* **SHORT EXERCISE**
In the listing below, count each line containing "plus" and answer with the count only.

* **DATA ENTRIES**
****

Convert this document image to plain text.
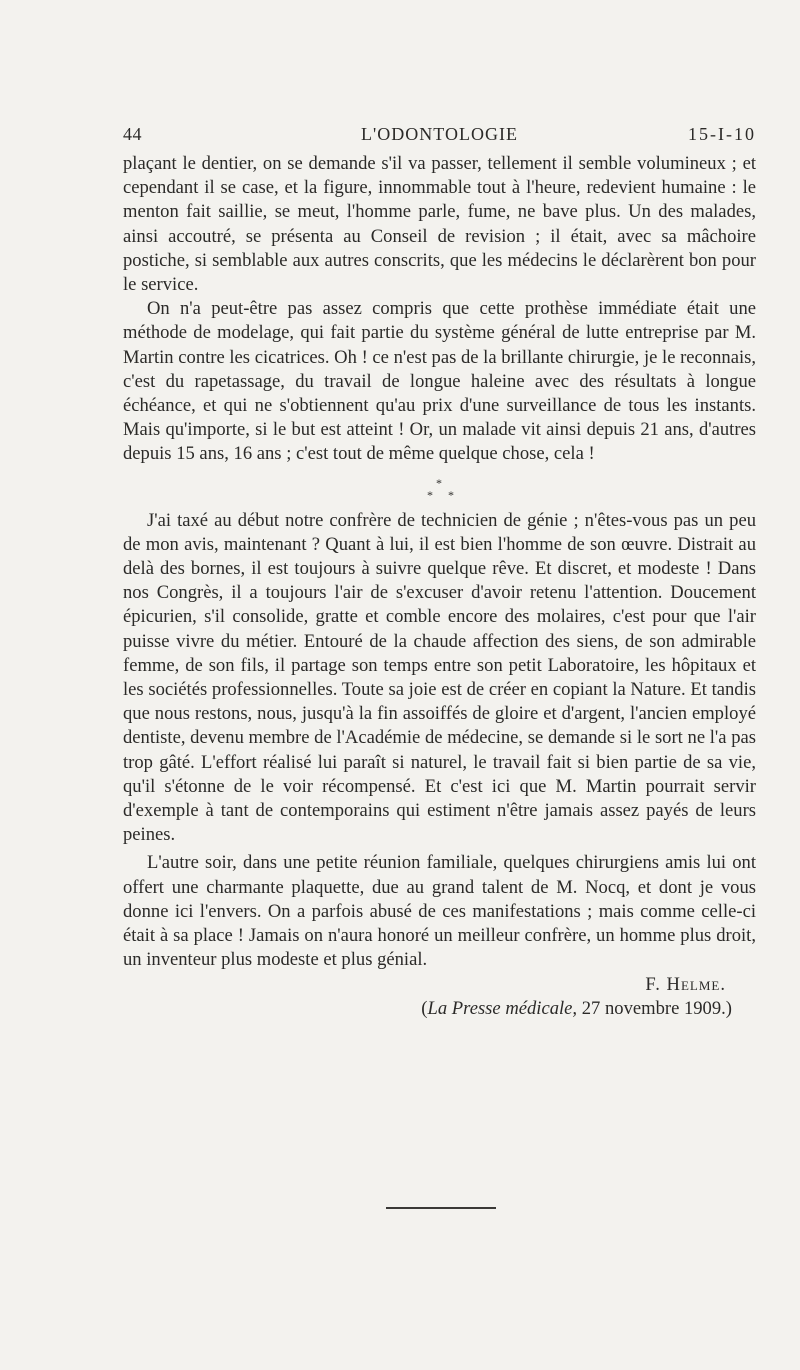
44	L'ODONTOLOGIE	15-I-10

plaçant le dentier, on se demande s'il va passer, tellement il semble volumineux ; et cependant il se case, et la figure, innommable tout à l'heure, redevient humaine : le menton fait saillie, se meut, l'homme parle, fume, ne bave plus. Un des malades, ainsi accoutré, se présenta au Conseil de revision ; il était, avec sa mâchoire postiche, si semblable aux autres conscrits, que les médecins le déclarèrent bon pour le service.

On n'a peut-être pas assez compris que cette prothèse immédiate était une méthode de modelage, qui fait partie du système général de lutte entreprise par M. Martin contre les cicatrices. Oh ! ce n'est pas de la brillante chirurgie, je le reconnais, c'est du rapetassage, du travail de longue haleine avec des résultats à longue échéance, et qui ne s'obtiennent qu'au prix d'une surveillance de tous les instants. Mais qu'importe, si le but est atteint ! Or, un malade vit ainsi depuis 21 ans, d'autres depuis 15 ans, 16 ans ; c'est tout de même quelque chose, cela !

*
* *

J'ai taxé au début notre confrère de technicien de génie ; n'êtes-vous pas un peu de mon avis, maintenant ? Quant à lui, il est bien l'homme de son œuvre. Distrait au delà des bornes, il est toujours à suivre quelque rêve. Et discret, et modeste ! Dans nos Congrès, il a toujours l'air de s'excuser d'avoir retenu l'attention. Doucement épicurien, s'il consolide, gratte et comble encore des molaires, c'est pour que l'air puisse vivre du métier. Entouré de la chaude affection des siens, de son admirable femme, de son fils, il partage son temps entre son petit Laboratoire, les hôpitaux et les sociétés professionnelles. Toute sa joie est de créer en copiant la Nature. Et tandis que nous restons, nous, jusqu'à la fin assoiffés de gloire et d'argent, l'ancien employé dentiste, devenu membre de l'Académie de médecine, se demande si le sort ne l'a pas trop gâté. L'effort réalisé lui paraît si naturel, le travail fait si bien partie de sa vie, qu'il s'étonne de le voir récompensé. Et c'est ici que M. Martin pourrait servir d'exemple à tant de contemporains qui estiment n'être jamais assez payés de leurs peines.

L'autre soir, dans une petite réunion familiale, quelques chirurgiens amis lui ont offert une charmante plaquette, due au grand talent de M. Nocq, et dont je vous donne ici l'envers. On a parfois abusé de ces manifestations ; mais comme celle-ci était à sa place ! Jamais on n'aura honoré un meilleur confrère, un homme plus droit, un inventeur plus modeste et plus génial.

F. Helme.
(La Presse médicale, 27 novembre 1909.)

****

* **OUTPUT OF THE TASK**
2